# [Do this]
Locate the lines of the listing below that hold "soil", then copy each of them.

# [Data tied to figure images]
--- start ---

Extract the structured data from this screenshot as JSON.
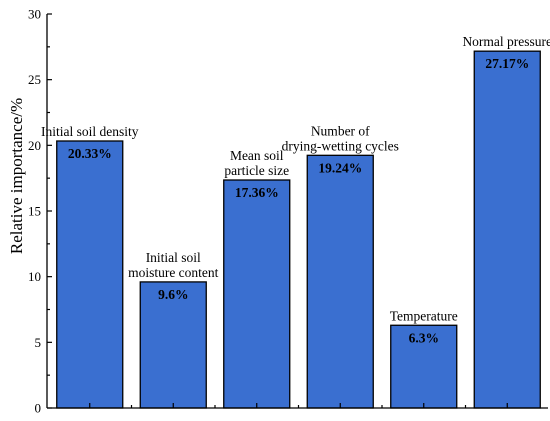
{
  "chart_data": {
    "type": "bar",
    "ylabel": "Relative importance/%",
    "ylim": [
      0,
      30
    ],
    "yticks": [
      0,
      5,
      10,
      15,
      20,
      25,
      30
    ],
    "grid": false,
    "categories": [
      [
        "Initial soil density"
      ],
      [
        "Initial soil",
        "moisture content"
      ],
      [
        "Mean soil",
        "particle size"
      ],
      [
        "Number of",
        "drying-wetting cycles"
      ],
      [
        "Temperature"
      ],
      [
        "Normal pressure"
      ]
    ],
    "values": [
      20.33,
      9.6,
      17.36,
      19.24,
      6.3,
      27.17
    ],
    "value_labels": [
      "20.33%",
      "9.6%",
      "17.36%",
      "19.24%",
      "6.3%",
      "27.17%"
    ],
    "bar_color": "#3a6fd0"
  }
}
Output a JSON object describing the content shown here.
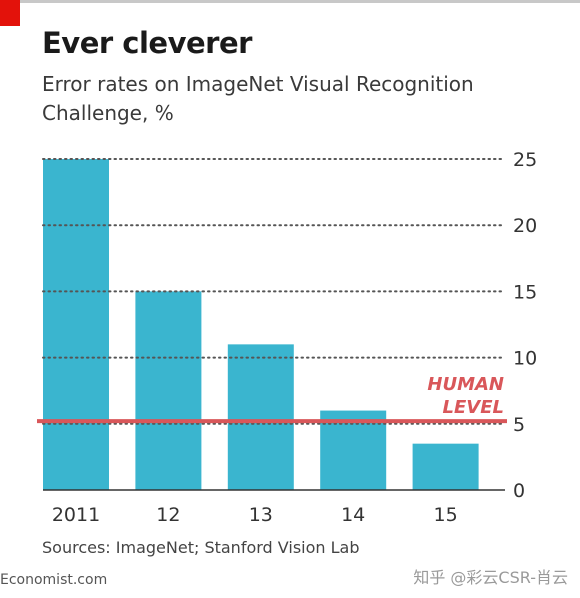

--- end ---

# [Task response]
        "Initial soil density"
        "Initial soil",
        "Mean soil",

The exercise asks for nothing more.